* PROVIDED INFORMATION
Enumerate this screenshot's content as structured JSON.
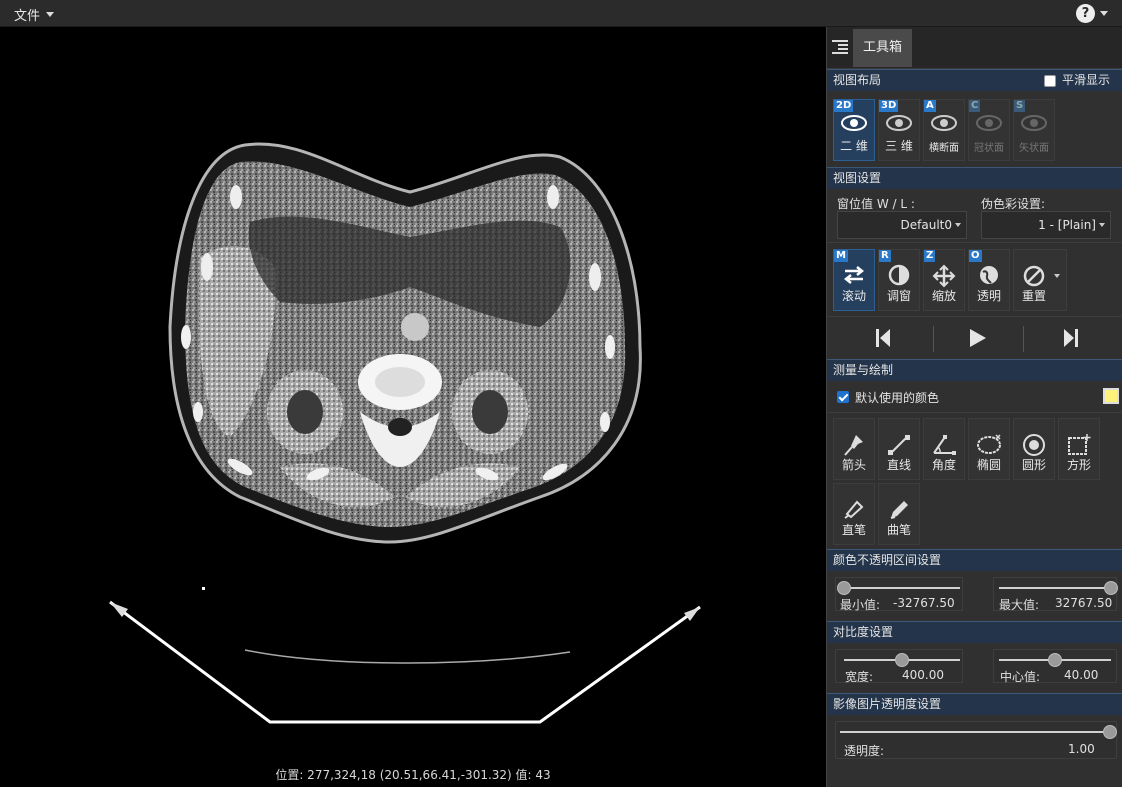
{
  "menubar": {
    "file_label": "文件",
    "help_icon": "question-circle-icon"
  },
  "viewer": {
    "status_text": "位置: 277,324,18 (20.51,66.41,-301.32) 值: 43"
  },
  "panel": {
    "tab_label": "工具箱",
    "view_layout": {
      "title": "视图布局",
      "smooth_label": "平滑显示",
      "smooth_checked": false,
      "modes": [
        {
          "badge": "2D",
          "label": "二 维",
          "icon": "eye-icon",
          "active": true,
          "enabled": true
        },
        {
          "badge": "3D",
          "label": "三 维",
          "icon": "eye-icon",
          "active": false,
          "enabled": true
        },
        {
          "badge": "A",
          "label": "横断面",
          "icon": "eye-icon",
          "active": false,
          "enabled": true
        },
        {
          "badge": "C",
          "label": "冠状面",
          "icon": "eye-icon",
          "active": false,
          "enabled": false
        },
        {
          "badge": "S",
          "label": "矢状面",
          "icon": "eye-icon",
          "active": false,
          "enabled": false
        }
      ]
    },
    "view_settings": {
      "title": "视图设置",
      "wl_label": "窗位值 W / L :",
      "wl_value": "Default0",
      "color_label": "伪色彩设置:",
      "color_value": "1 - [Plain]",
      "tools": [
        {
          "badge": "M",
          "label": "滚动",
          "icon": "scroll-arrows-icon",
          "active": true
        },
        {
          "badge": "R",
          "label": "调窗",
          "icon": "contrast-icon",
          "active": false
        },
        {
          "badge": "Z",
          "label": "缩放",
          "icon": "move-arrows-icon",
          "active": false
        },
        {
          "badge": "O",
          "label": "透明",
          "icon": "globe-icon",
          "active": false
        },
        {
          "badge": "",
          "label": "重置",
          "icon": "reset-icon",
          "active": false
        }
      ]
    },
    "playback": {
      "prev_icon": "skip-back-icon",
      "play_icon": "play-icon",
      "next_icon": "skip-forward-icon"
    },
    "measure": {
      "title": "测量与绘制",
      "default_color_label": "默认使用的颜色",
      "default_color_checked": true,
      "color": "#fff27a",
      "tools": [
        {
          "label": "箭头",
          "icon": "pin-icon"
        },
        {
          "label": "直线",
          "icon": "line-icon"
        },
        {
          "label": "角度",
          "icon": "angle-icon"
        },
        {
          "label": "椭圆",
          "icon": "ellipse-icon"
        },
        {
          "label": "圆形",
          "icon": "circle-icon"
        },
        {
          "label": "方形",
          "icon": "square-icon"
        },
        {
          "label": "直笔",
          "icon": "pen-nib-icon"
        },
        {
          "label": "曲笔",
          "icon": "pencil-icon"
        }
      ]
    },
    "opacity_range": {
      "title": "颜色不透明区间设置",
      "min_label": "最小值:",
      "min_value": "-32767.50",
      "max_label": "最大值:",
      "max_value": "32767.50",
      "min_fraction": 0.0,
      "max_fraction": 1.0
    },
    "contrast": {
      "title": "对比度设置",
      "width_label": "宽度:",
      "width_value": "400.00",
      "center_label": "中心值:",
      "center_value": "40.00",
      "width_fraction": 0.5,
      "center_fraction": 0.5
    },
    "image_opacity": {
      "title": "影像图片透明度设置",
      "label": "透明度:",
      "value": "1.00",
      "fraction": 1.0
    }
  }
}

* GIVEN EXERCISE
Return every line in the listing that contains the word "arrows".

* TASK RESPONSE
          "icon": "scroll-arrows-icon",
          "icon": "move-arrows-icon",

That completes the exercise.